• [Exercise goal] Only lines with the word "selected" are needed; collect each of them from the listing below.

• [Stored rows]
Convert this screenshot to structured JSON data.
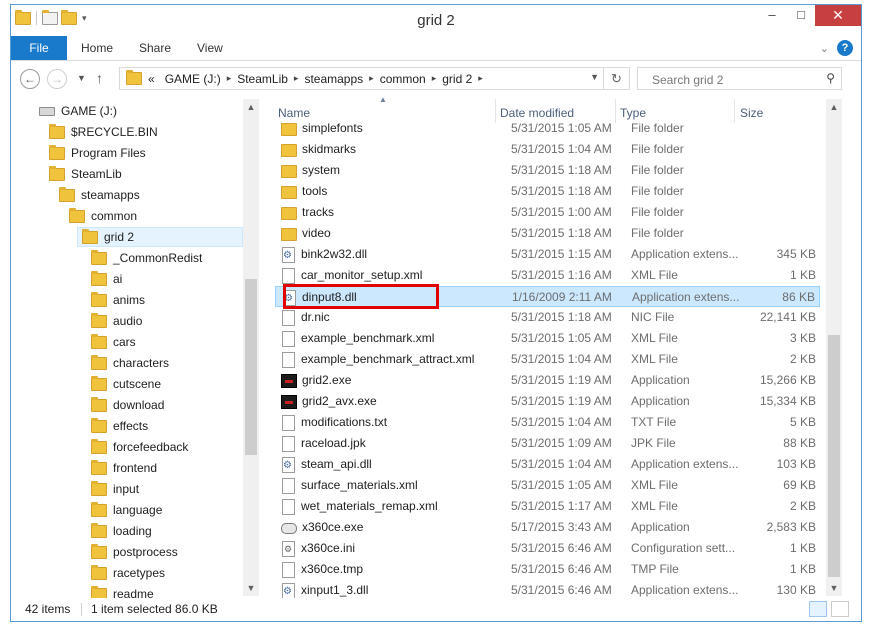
{
  "window": {
    "title": "grid 2",
    "minimize": "–",
    "maximize": "□",
    "close": "✕"
  },
  "ribbon": {
    "tabs": [
      "File",
      "Home",
      "Share",
      "View"
    ],
    "help": "?"
  },
  "address": {
    "prefix": "«",
    "crumbs": [
      "GAME (J:)",
      "SteamLib",
      "steamapps",
      "common",
      "grid 2"
    ],
    "search_placeholder": "Search grid 2"
  },
  "nav": {
    "items": [
      {
        "label": "GAME (J:)",
        "icon": "drive-icon",
        "level": 0
      },
      {
        "label": "$RECYCLE.BIN",
        "icon": "folder-icon",
        "level": 1
      },
      {
        "label": "Program Files",
        "icon": "folder-icon",
        "level": 1
      },
      {
        "label": "SteamLib",
        "icon": "folder-icon",
        "level": 1
      },
      {
        "label": "steamapps",
        "icon": "folder-icon",
        "level": 2
      },
      {
        "label": "common",
        "icon": "folder-icon",
        "level": 3
      },
      {
        "label": "grid 2",
        "icon": "folder-icon",
        "level": 4,
        "selected": true
      },
      {
        "label": "_CommonRedist",
        "icon": "folder-icon",
        "level": 5
      },
      {
        "label": "ai",
        "icon": "folder-icon",
        "level": 5
      },
      {
        "label": "anims",
        "icon": "folder-icon",
        "level": 5
      },
      {
        "label": "audio",
        "icon": "folder-icon",
        "level": 5
      },
      {
        "label": "cars",
        "icon": "folder-icon",
        "level": 5
      },
      {
        "label": "characters",
        "icon": "folder-icon",
        "level": 5
      },
      {
        "label": "cutscene",
        "icon": "folder-icon",
        "level": 5
      },
      {
        "label": "download",
        "icon": "folder-icon",
        "level": 5
      },
      {
        "label": "effects",
        "icon": "folder-icon",
        "level": 5
      },
      {
        "label": "forcefeedback",
        "icon": "folder-icon",
        "level": 5
      },
      {
        "label": "frontend",
        "icon": "folder-icon",
        "level": 5
      },
      {
        "label": "input",
        "icon": "folder-icon",
        "level": 5
      },
      {
        "label": "language",
        "icon": "folder-icon",
        "level": 5
      },
      {
        "label": "loading",
        "icon": "folder-icon",
        "level": 5
      },
      {
        "label": "postprocess",
        "icon": "folder-icon",
        "level": 5
      },
      {
        "label": "racetypes",
        "icon": "folder-icon",
        "level": 5
      },
      {
        "label": "readme",
        "icon": "folder-icon",
        "level": 5
      }
    ]
  },
  "columns": [
    "Name",
    "Date modified",
    "Type",
    "Size"
  ],
  "files": [
    {
      "name": "simplefonts",
      "date": "5/31/2015 1:05 AM",
      "type": "File folder",
      "size": "",
      "icon": "folder"
    },
    {
      "name": "skidmarks",
      "date": "5/31/2015 1:04 AM",
      "type": "File folder",
      "size": "",
      "icon": "folder"
    },
    {
      "name": "system",
      "date": "5/31/2015 1:18 AM",
      "type": "File folder",
      "size": "",
      "icon": "folder"
    },
    {
      "name": "tools",
      "date": "5/31/2015 1:18 AM",
      "type": "File folder",
      "size": "",
      "icon": "folder"
    },
    {
      "name": "tracks",
      "date": "5/31/2015 1:00 AM",
      "type": "File folder",
      "size": "",
      "icon": "folder"
    },
    {
      "name": "video",
      "date": "5/31/2015 1:18 AM",
      "type": "File folder",
      "size": "",
      "icon": "folder"
    },
    {
      "name": "bink2w32.dll",
      "date": "5/31/2015 1:15 AM",
      "type": "Application extens...",
      "size": "345 KB",
      "icon": "dll"
    },
    {
      "name": "car_monitor_setup.xml",
      "date": "5/31/2015 1:16 AM",
      "type": "XML File",
      "size": "1 KB",
      "icon": "doc"
    },
    {
      "name": "dinput8.dll",
      "date": "1/16/2009 2:11 AM",
      "type": "Application extens...",
      "size": "86 KB",
      "icon": "dll",
      "selected": true
    },
    {
      "name": "dr.nic",
      "date": "5/31/2015 1:18 AM",
      "type": "NIC File",
      "size": "22,141 KB",
      "icon": "doc"
    },
    {
      "name": "example_benchmark.xml",
      "date": "5/31/2015 1:05 AM",
      "type": "XML File",
      "size": "3 KB",
      "icon": "doc"
    },
    {
      "name": "example_benchmark_attract.xml",
      "date": "5/31/2015 1:04 AM",
      "type": "XML File",
      "size": "2 KB",
      "icon": "doc"
    },
    {
      "name": "grid2.exe",
      "date": "5/31/2015 1:19 AM",
      "type": "Application",
      "size": "15,266 KB",
      "icon": "exe"
    },
    {
      "name": "grid2_avx.exe",
      "date": "5/31/2015 1:19 AM",
      "type": "Application",
      "size": "15,334 KB",
      "icon": "exe"
    },
    {
      "name": "modifications.txt",
      "date": "5/31/2015 1:04 AM",
      "type": "TXT File",
      "size": "5 KB",
      "icon": "doc"
    },
    {
      "name": "raceload.jpk",
      "date": "5/31/2015 1:09 AM",
      "type": "JPK File",
      "size": "88 KB",
      "icon": "doc"
    },
    {
      "name": "steam_api.dll",
      "date": "5/31/2015 1:04 AM",
      "type": "Application extens...",
      "size": "103 KB",
      "icon": "dll"
    },
    {
      "name": "surface_materials.xml",
      "date": "5/31/2015 1:05 AM",
      "type": "XML File",
      "size": "69 KB",
      "icon": "doc"
    },
    {
      "name": "wet_materials_remap.xml",
      "date": "5/31/2015 1:17 AM",
      "type": "XML File",
      "size": "2 KB",
      "icon": "doc"
    },
    {
      "name": "x360ce.exe",
      "date": "5/17/2015 3:43 AM",
      "type": "Application",
      "size": "2,583 KB",
      "icon": "pad"
    },
    {
      "name": "x360ce.ini",
      "date": "5/31/2015 6:46 AM",
      "type": "Configuration sett...",
      "size": "1 KB",
      "icon": "ini"
    },
    {
      "name": "x360ce.tmp",
      "date": "5/31/2015 6:46 AM",
      "type": "TMP File",
      "size": "1 KB",
      "icon": "doc"
    },
    {
      "name": "xinput1_3.dll",
      "date": "5/31/2015 6:46 AM",
      "type": "Application extens...",
      "size": "130 KB",
      "icon": "dll"
    }
  ],
  "status": {
    "count": "42 items",
    "selection": "1 item selected  86.0 KB"
  },
  "colors": {
    "accent": "#1979ca",
    "close": "#c74040",
    "selection": "#cce8ff",
    "highlight_box": "#e00000"
  }
}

• [Finished task]
        "selected": true
      "selected": true
    "selection": "1 item selected  86.0 KB"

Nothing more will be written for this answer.